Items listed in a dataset
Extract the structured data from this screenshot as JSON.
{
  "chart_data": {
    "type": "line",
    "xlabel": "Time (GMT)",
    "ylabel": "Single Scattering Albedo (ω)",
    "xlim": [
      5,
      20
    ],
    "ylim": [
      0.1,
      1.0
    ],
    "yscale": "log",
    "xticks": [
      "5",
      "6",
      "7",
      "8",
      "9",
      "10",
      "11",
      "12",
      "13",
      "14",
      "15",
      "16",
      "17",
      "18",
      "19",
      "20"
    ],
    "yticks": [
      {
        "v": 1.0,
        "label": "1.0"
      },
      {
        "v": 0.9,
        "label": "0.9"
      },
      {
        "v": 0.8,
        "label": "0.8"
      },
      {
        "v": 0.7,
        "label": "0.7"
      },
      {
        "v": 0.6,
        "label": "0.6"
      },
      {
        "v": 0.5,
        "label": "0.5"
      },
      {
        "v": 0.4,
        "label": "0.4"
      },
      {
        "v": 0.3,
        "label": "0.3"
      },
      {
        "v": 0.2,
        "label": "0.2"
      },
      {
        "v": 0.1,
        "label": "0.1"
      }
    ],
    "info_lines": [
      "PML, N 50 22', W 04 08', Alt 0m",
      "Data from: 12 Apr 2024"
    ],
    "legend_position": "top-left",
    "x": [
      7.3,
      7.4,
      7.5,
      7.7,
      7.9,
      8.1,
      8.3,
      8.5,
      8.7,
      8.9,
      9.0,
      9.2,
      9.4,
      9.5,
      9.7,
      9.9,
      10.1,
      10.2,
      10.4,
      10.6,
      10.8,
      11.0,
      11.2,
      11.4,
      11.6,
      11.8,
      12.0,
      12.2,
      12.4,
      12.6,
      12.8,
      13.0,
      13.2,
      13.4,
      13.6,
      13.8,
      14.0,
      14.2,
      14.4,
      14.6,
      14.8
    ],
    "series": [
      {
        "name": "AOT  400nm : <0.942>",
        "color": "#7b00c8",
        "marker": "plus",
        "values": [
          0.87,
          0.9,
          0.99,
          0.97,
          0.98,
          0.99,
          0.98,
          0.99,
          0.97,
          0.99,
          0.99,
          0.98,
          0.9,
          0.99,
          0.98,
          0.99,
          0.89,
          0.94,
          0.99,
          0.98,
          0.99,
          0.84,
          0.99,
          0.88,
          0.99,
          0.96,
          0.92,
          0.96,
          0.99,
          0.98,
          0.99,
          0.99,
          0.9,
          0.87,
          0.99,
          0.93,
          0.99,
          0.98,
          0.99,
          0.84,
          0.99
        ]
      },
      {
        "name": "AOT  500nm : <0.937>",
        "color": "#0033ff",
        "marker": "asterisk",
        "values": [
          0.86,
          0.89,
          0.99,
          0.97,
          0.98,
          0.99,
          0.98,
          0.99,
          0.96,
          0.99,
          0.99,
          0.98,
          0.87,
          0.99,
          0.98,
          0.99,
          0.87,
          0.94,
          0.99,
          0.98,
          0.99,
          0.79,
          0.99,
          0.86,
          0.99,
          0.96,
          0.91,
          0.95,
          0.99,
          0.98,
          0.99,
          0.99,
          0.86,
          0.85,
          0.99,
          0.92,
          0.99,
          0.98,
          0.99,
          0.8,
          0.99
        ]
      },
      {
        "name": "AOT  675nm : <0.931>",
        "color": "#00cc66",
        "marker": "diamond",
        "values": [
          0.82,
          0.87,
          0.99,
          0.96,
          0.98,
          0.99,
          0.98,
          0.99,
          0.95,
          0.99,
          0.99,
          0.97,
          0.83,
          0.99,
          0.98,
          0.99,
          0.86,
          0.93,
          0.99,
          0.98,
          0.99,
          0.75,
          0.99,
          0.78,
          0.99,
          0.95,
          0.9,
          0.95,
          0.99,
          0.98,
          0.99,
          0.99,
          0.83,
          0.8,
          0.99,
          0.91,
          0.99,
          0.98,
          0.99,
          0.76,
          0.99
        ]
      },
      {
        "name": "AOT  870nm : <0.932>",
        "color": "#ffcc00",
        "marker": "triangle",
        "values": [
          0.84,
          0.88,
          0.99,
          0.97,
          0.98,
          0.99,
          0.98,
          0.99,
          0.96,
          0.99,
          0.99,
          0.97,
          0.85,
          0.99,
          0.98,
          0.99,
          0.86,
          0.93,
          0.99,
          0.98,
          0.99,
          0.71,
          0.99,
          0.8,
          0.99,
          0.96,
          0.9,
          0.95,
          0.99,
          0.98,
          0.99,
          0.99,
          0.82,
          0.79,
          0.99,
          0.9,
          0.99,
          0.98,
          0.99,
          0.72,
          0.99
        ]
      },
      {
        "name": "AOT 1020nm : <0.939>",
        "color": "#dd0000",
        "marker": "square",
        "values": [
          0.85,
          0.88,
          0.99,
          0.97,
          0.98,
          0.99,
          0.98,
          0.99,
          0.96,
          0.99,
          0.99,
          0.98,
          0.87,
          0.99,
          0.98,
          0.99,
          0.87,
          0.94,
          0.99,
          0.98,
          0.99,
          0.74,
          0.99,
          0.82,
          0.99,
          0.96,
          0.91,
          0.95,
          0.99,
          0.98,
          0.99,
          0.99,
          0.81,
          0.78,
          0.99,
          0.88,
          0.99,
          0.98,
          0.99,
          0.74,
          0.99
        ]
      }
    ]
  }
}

- WORK REQUIRED: Wherever the word "name" occurs in a line of the listing, copy that line.

- TASK ANSWER:
        "name": "AOT  400nm : <0.942>",
        "name": "AOT  500nm : <0.937>",
        "name": "AOT  675nm : <0.931>",
        "name": "AOT  870nm : <0.932>",
        "name": "AOT 1020nm : <0.939>",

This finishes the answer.